--- START EXERCISE MATERIAL ---

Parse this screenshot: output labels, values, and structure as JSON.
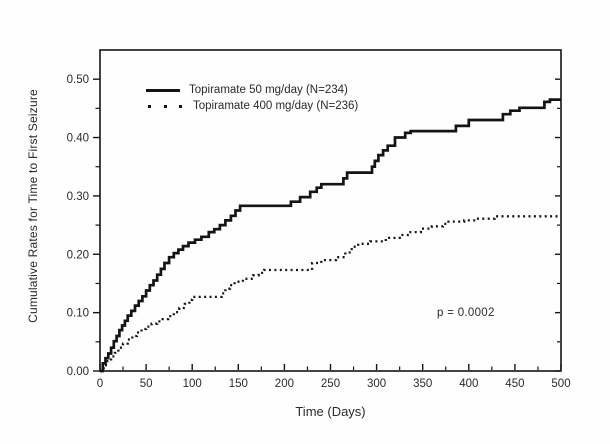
{
  "chart_data": {
    "type": "line",
    "subtype": "kaplan-meier-step",
    "title": "",
    "xlabel": "Time (Days)",
    "ylabel": "Cumulative Rates for Time to First Seizure",
    "xlim": [
      0,
      500
    ],
    "ylim": [
      0,
      0.55
    ],
    "grid": false,
    "legend_position": "upper-left-inside",
    "line_color": "#141414",
    "background_color": "#fefefe",
    "x_ticks": {
      "values": [
        0,
        50,
        100,
        150,
        200,
        250,
        300,
        350,
        400,
        450,
        500
      ],
      "labels": [
        "0",
        "50",
        "100",
        "150",
        "200",
        "250",
        "300",
        "350",
        "400",
        "450",
        "500"
      ],
      "minor_values": [
        25,
        75,
        125,
        175,
        225,
        275,
        325,
        375,
        425,
        475
      ]
    },
    "y_ticks": {
      "values": [
        0.0,
        0.1,
        0.2,
        0.3,
        0.4,
        0.5
      ],
      "labels": [
        "0.00",
        "0.10",
        "0.20",
        "0.30",
        "0.40",
        "0.50"
      ],
      "minor_values": [
        0.05,
        0.15,
        0.25,
        0.35,
        0.45
      ]
    },
    "annotation": {
      "text": "p = 0.0002"
    },
    "series": [
      {
        "name": "Topiramate 50 mg/day (N=234)",
        "style": "solid",
        "points": [
          [
            0,
            0
          ],
          [
            3,
            0.013
          ],
          [
            6,
            0.022
          ],
          [
            9,
            0.03
          ],
          [
            12,
            0.04
          ],
          [
            15,
            0.051
          ],
          [
            18,
            0.06
          ],
          [
            21,
            0.07
          ],
          [
            24,
            0.078
          ],
          [
            27,
            0.086
          ],
          [
            30,
            0.095
          ],
          [
            34,
            0.103
          ],
          [
            38,
            0.112
          ],
          [
            42,
            0.12
          ],
          [
            46,
            0.128
          ],
          [
            50,
            0.138
          ],
          [
            54,
            0.147
          ],
          [
            58,
            0.155
          ],
          [
            62,
            0.165
          ],
          [
            66,
            0.175
          ],
          [
            70,
            0.185
          ],
          [
            75,
            0.195
          ],
          [
            80,
            0.202
          ],
          [
            85,
            0.208
          ],
          [
            90,
            0.214
          ],
          [
            96,
            0.22
          ],
          [
            103,
            0.225
          ],
          [
            110,
            0.23
          ],
          [
            118,
            0.238
          ],
          [
            124,
            0.243
          ],
          [
            130,
            0.25
          ],
          [
            136,
            0.258
          ],
          [
            142,
            0.266
          ],
          [
            147,
            0.275
          ],
          [
            152,
            0.283
          ],
          [
            207,
            0.29
          ],
          [
            217,
            0.298
          ],
          [
            228,
            0.307
          ],
          [
            235,
            0.314
          ],
          [
            240,
            0.32
          ],
          [
            264,
            0.33
          ],
          [
            268,
            0.34
          ],
          [
            295,
            0.35
          ],
          [
            298,
            0.36
          ],
          [
            302,
            0.37
          ],
          [
            307,
            0.378
          ],
          [
            312,
            0.386
          ],
          [
            320,
            0.4
          ],
          [
            331,
            0.408
          ],
          [
            337,
            0.411
          ],
          [
            386,
            0.42
          ],
          [
            400,
            0.43
          ],
          [
            437,
            0.44
          ],
          [
            445,
            0.446
          ],
          [
            455,
            0.451
          ],
          [
            482,
            0.461
          ],
          [
            488,
            0.465
          ],
          [
            500,
            0.465
          ]
        ]
      },
      {
        "name": "Topiramate 400 mg/day (N=236)",
        "style": "dotted",
        "points": [
          [
            0,
            0
          ],
          [
            4,
            0.01
          ],
          [
            8,
            0.017
          ],
          [
            12,
            0.025
          ],
          [
            16,
            0.031
          ],
          [
            20,
            0.04
          ],
          [
            25,
            0.047
          ],
          [
            30,
            0.054
          ],
          [
            35,
            0.06
          ],
          [
            40,
            0.066
          ],
          [
            45,
            0.072
          ],
          [
            50,
            0.076
          ],
          [
            56,
            0.081
          ],
          [
            62,
            0.085
          ],
          [
            68,
            0.089
          ],
          [
            74,
            0.094
          ],
          [
            80,
            0.101
          ],
          [
            86,
            0.108
          ],
          [
            92,
            0.115
          ],
          [
            97,
            0.122
          ],
          [
            100,
            0.127
          ],
          [
            132,
            0.133
          ],
          [
            136,
            0.141
          ],
          [
            141,
            0.147
          ],
          [
            146,
            0.153
          ],
          [
            155,
            0.158
          ],
          [
            166,
            0.164
          ],
          [
            172,
            0.168
          ],
          [
            178,
            0.173
          ],
          [
            230,
            0.185
          ],
          [
            240,
            0.19
          ],
          [
            256,
            0.195
          ],
          [
            266,
            0.203
          ],
          [
            273,
            0.213
          ],
          [
            280,
            0.218
          ],
          [
            293,
            0.222
          ],
          [
            310,
            0.228
          ],
          [
            325,
            0.233
          ],
          [
            335,
            0.238
          ],
          [
            348,
            0.244
          ],
          [
            360,
            0.248
          ],
          [
            372,
            0.252
          ],
          [
            378,
            0.256
          ],
          [
            395,
            0.258
          ],
          [
            408,
            0.261
          ],
          [
            428,
            0.265
          ],
          [
            500,
            0.265
          ]
        ]
      }
    ]
  }
}
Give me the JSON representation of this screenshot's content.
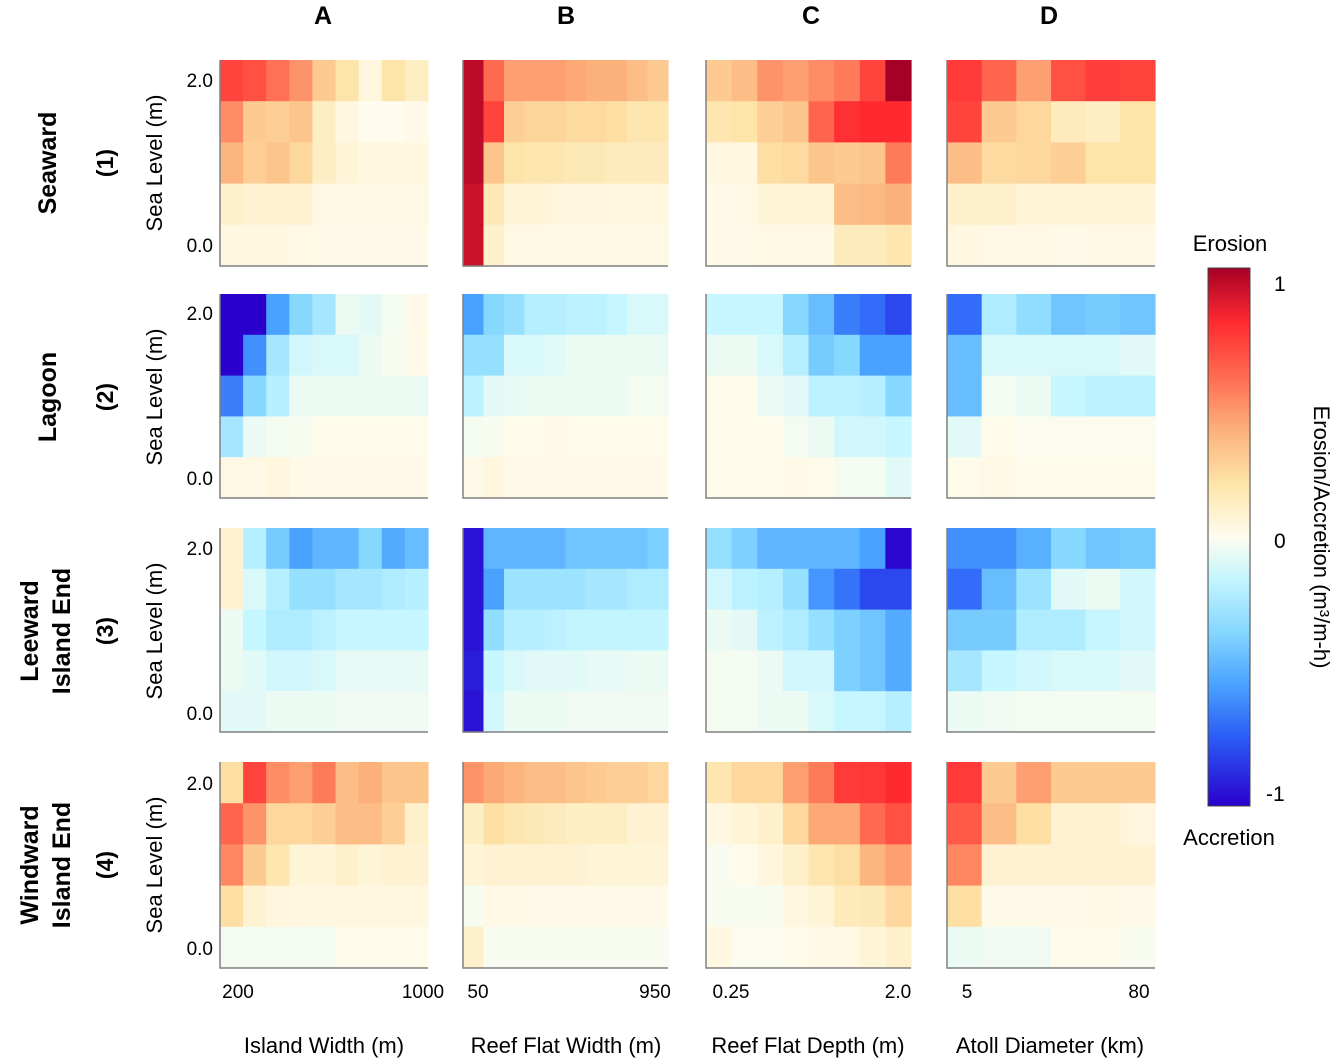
{
  "chart_data": {
    "type": "heatmap",
    "colormap": {
      "stops": [
        [
          -1.0,
          "#2a00cc"
        ],
        [
          -0.75,
          "#2a5af5"
        ],
        [
          -0.55,
          "#4aa2ff"
        ],
        [
          -0.35,
          "#86d8ff"
        ],
        [
          -0.15,
          "#c6f6ff"
        ],
        [
          0.0,
          "#fffcee"
        ],
        [
          0.2,
          "#fde4a8"
        ],
        [
          0.4,
          "#fcb07a"
        ],
        [
          0.6,
          "#ff6a50"
        ],
        [
          0.8,
          "#ff2a30"
        ],
        [
          1.0,
          "#a50026"
        ]
      ]
    },
    "ylabel": "Sea Level (m)",
    "y_tick_labels": [
      "2.0",
      "0.0"
    ],
    "columns": [
      {
        "letter": "A",
        "xlabel": "Island Width (m)",
        "x_tick_labels": [
          "200",
          "1000"
        ]
      },
      {
        "letter": "B",
        "xlabel": "Reef Flat Width (m)",
        "x_tick_labels": [
          "50",
          "950"
        ]
      },
      {
        "letter": "C",
        "xlabel": "Reef Flat Depth (m)",
        "x_tick_labels": [
          "0.25",
          "2.0"
        ]
      },
      {
        "letter": "D",
        "xlabel": "Atoll Diameter (km)",
        "x_tick_labels": [
          "5",
          "80"
        ]
      }
    ],
    "rows": [
      {
        "name_lines": [
          "Seaward"
        ],
        "number": "(1)"
      },
      {
        "name_lines": [
          "Lagoon"
        ],
        "number": "(2)"
      },
      {
        "name_lines": [
          "Leeward",
          "Island End"
        ],
        "number": "(3)"
      },
      {
        "name_lines": [
          "Windward",
          "Island End"
        ],
        "number": "(4)"
      }
    ],
    "colorbar": {
      "top_label": "Erosion",
      "bottom_label": "Accretion",
      "label": "Erosion/Accretion (m³/m-h)",
      "tick_labels": [
        "1",
        "0",
        "-1"
      ],
      "range": [
        -1,
        1
      ]
    },
    "panels": [
      [
        [
          [
            0.72,
            0.68,
            0.58,
            0.48,
            0.3,
            0.2,
            0.05,
            0.2,
            0.12
          ],
          [
            0.5,
            0.3,
            0.28,
            0.32,
            0.12,
            0.04,
            0.0,
            0.0,
            0.02
          ],
          [
            0.38,
            0.28,
            0.32,
            0.25,
            0.12,
            0.06,
            0.04,
            0.04,
            0.04
          ],
          [
            0.1,
            0.08,
            0.08,
            0.08,
            0.03,
            0.03,
            0.03,
            0.03,
            0.03
          ],
          [
            0.04,
            0.04,
            0.04,
            0.03,
            0.02,
            0.02,
            0.02,
            0.02,
            0.02
          ]
        ],
        [
          [
            0.95,
            0.6,
            0.45,
            0.45,
            0.45,
            0.42,
            0.4,
            0.4,
            0.35,
            0.3
          ],
          [
            0.95,
            0.72,
            0.28,
            0.26,
            0.26,
            0.24,
            0.24,
            0.22,
            0.18,
            0.18
          ],
          [
            0.95,
            0.32,
            0.2,
            0.18,
            0.18,
            0.16,
            0.16,
            0.14,
            0.14,
            0.14
          ],
          [
            0.92,
            0.16,
            0.06,
            0.06,
            0.05,
            0.05,
            0.05,
            0.04,
            0.04,
            0.04
          ],
          [
            0.92,
            0.1,
            0.03,
            0.03,
            0.03,
            0.03,
            0.03,
            0.03,
            0.03,
            0.03
          ]
        ],
        [
          [
            0.3,
            0.35,
            0.48,
            0.45,
            0.5,
            0.55,
            0.72,
            1.0
          ],
          [
            0.18,
            0.2,
            0.28,
            0.32,
            0.62,
            0.78,
            0.8,
            0.8
          ],
          [
            0.04,
            0.04,
            0.22,
            0.24,
            0.32,
            0.3,
            0.32,
            0.55
          ],
          [
            0.02,
            0.03,
            0.06,
            0.06,
            0.06,
            0.35,
            0.36,
            0.4
          ],
          [
            0.02,
            0.02,
            0.03,
            0.03,
            0.03,
            0.14,
            0.14,
            0.18
          ]
        ],
        [
          [
            0.75,
            0.62,
            0.45,
            0.68,
            0.74,
            0.72
          ],
          [
            0.72,
            0.3,
            0.25,
            0.15,
            0.12,
            0.2
          ],
          [
            0.35,
            0.24,
            0.25,
            0.28,
            0.2,
            0.2
          ],
          [
            0.1,
            0.1,
            0.06,
            0.06,
            0.06,
            0.06
          ],
          [
            0.04,
            0.03,
            0.03,
            0.02,
            0.03,
            0.03
          ]
        ]
      ],
      [
        [
          [
            -1,
            -1,
            -0.55,
            -0.35,
            -0.25,
            -0.05,
            -0.07,
            -0.03,
            0.02
          ],
          [
            -1,
            -0.6,
            -0.25,
            -0.12,
            -0.1,
            -0.1,
            -0.05,
            -0.02,
            0.02
          ],
          [
            -0.65,
            -0.35,
            -0.2,
            -0.05,
            -0.05,
            -0.05,
            -0.05,
            -0.05,
            -0.05
          ],
          [
            -0.25,
            -0.05,
            -0.03,
            -0.02,
            0.01,
            0.01,
            0.01,
            0.01,
            0.01
          ],
          [
            0.03,
            0.03,
            0.05,
            0.02,
            0.02,
            0.02,
            0.02,
            0.02,
            0.02
          ]
        ],
        [
          [
            -0.55,
            -0.35,
            -0.3,
            -0.2,
            -0.2,
            -0.18,
            -0.18,
            -0.15,
            -0.1,
            -0.1
          ],
          [
            -0.3,
            -0.3,
            -0.1,
            -0.1,
            -0.08,
            -0.05,
            -0.05,
            -0.05,
            -0.05,
            -0.05
          ],
          [
            -0.18,
            -0.07,
            -0.06,
            -0.05,
            -0.05,
            -0.05,
            -0.05,
            -0.05,
            -0.03,
            -0.03
          ],
          [
            -0.03,
            -0.02,
            0.01,
            0.01,
            0.02,
            0.01,
            0.01,
            0.01,
            0.01,
            0.01
          ],
          [
            0.02,
            0.05,
            0.02,
            0.02,
            0.02,
            0.02,
            0.02,
            0.02,
            0.02,
            0.02
          ]
        ],
        [
          [
            -0.15,
            -0.15,
            -0.15,
            -0.35,
            -0.45,
            -0.65,
            -0.7,
            -0.8
          ],
          [
            -0.05,
            -0.05,
            -0.1,
            -0.2,
            -0.4,
            -0.35,
            -0.55,
            -0.55
          ],
          [
            0.01,
            0.01,
            -0.05,
            -0.08,
            -0.18,
            -0.18,
            -0.2,
            -0.35
          ],
          [
            0.01,
            0.01,
            0.01,
            -0.03,
            -0.05,
            -0.12,
            -0.12,
            -0.15
          ],
          [
            0.01,
            0.01,
            0.01,
            0.02,
            0.01,
            -0.03,
            -0.03,
            -0.08
          ]
        ],
        [
          [
            -0.7,
            -0.22,
            -0.32,
            -0.42,
            -0.4,
            -0.42
          ],
          [
            -0.45,
            -0.1,
            -0.1,
            -0.1,
            -0.1,
            -0.08
          ],
          [
            -0.45,
            -0.03,
            -0.05,
            -0.15,
            -0.18,
            -0.18
          ],
          [
            -0.08,
            0.01,
            -0.01,
            -0.01,
            -0.01,
            -0.01
          ],
          [
            0.01,
            0.03,
            0.01,
            0.01,
            0.01,
            0.01
          ]
        ]
      ],
      [
        [
          [
            0.08,
            -0.2,
            -0.4,
            -0.55,
            -0.48,
            -0.48,
            -0.35,
            -0.52,
            -0.45
          ],
          [
            0.08,
            -0.1,
            -0.2,
            -0.3,
            -0.3,
            -0.25,
            -0.25,
            -0.22,
            -0.2
          ],
          [
            -0.05,
            -0.15,
            -0.22,
            -0.22,
            -0.18,
            -0.15,
            -0.15,
            -0.15,
            -0.15
          ],
          [
            -0.05,
            -0.08,
            -0.12,
            -0.12,
            -0.1,
            -0.06,
            -0.06,
            -0.06,
            -0.06
          ],
          [
            -0.08,
            -0.08,
            -0.05,
            -0.05,
            -0.05,
            -0.04,
            -0.04,
            -0.04,
            -0.04
          ]
        ],
        [
          [
            -0.95,
            -0.48,
            -0.48,
            -0.48,
            -0.48,
            -0.42,
            -0.42,
            -0.42,
            -0.42,
            -0.38
          ],
          [
            -0.95,
            -0.55,
            -0.28,
            -0.28,
            -0.28,
            -0.28,
            -0.25,
            -0.25,
            -0.22,
            -0.22
          ],
          [
            -0.95,
            -0.32,
            -0.2,
            -0.2,
            -0.18,
            -0.16,
            -0.16,
            -0.16,
            -0.16,
            -0.16
          ],
          [
            -0.92,
            -0.15,
            -0.1,
            -0.08,
            -0.08,
            -0.08,
            -0.06,
            -0.06,
            -0.05,
            -0.05
          ],
          [
            -0.95,
            -0.12,
            -0.05,
            -0.05,
            -0.05,
            -0.04,
            -0.04,
            -0.04,
            -0.04,
            -0.04
          ]
        ],
        [
          [
            -0.3,
            -0.38,
            -0.48,
            -0.48,
            -0.48,
            -0.48,
            -0.55,
            -0.98
          ],
          [
            -0.12,
            -0.18,
            -0.2,
            -0.3,
            -0.58,
            -0.68,
            -0.8,
            -0.8
          ],
          [
            -0.05,
            -0.07,
            -0.18,
            -0.22,
            -0.3,
            -0.38,
            -0.42,
            -0.52
          ],
          [
            -0.03,
            -0.03,
            -0.05,
            -0.12,
            -0.12,
            -0.38,
            -0.42,
            -0.52
          ],
          [
            -0.03,
            -0.03,
            -0.05,
            -0.05,
            -0.1,
            -0.15,
            -0.15,
            -0.2
          ]
        ],
        [
          [
            -0.6,
            -0.6,
            -0.5,
            -0.35,
            -0.42,
            -0.4
          ],
          [
            -0.7,
            -0.45,
            -0.28,
            -0.08,
            -0.05,
            -0.12
          ],
          [
            -0.4,
            -0.4,
            -0.22,
            -0.22,
            -0.15,
            -0.12
          ],
          [
            -0.25,
            -0.15,
            -0.12,
            -0.1,
            -0.1,
            -0.08
          ],
          [
            -0.05,
            -0.04,
            -0.03,
            -0.03,
            -0.03,
            -0.03
          ]
        ]
      ],
      [
        [
          [
            0.22,
            0.72,
            0.5,
            0.45,
            0.55,
            0.35,
            0.4,
            0.32,
            0.32
          ],
          [
            0.62,
            0.48,
            0.25,
            0.25,
            0.28,
            0.35,
            0.35,
            0.28,
            0.1
          ],
          [
            0.52,
            0.3,
            0.18,
            0.06,
            0.06,
            0.1,
            0.06,
            0.08,
            0.08
          ],
          [
            0.22,
            0.08,
            0.05,
            0.04,
            0.04,
            0.04,
            0.04,
            0.04,
            0.04
          ],
          [
            -0.03,
            -0.03,
            -0.03,
            -0.03,
            -0.03,
            0.01,
            0.01,
            0.01,
            0.01
          ]
        ],
        [
          [
            0.48,
            0.42,
            0.38,
            0.35,
            0.35,
            0.32,
            0.3,
            0.28,
            0.28,
            0.25
          ],
          [
            0.12,
            0.22,
            0.18,
            0.16,
            0.14,
            0.12,
            0.12,
            0.12,
            0.08,
            0.08
          ],
          [
            0.06,
            0.08,
            0.08,
            0.08,
            0.08,
            0.08,
            0.06,
            0.06,
            0.06,
            0.06
          ],
          [
            -0.02,
            0.03,
            0.03,
            0.02,
            0.02,
            0.02,
            0.02,
            0.02,
            0.02,
            0.02
          ],
          [
            0.1,
            -0.02,
            -0.02,
            -0.02,
            -0.02,
            -0.02,
            -0.02,
            -0.02,
            -0.02,
            -0.02
          ]
        ],
        [
          [
            0.18,
            0.25,
            0.25,
            0.45,
            0.55,
            0.75,
            0.76,
            0.8
          ],
          [
            0.04,
            0.06,
            0.1,
            0.25,
            0.42,
            0.42,
            0.6,
            0.68
          ],
          [
            -0.02,
            0.01,
            0.05,
            0.1,
            0.18,
            0.22,
            0.38,
            0.45
          ],
          [
            -0.02,
            -0.02,
            -0.02,
            0.04,
            0.06,
            0.15,
            0.16,
            0.25
          ],
          [
            0.04,
            -0.01,
            -0.01,
            0.01,
            0.03,
            0.03,
            0.06,
            0.1
          ]
        ],
        [
          [
            0.75,
            0.3,
            0.45,
            0.3,
            0.3,
            0.3
          ],
          [
            0.65,
            0.35,
            0.22,
            0.08,
            0.08,
            0.05
          ],
          [
            0.52,
            0.08,
            0.08,
            0.08,
            0.08,
            0.08
          ],
          [
            0.22,
            0.02,
            0.02,
            0.02,
            0.03,
            0.02
          ],
          [
            -0.05,
            -0.04,
            -0.04,
            0.01,
            0.01,
            -0.02
          ]
        ]
      ]
    ]
  }
}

--- END EXERCISE MATERIAL ---

Sift through the entries and copy every line with "Erosion".

      "top_label": "Erosion",
      "label": "Erosion/Accretion (m³/m-h)",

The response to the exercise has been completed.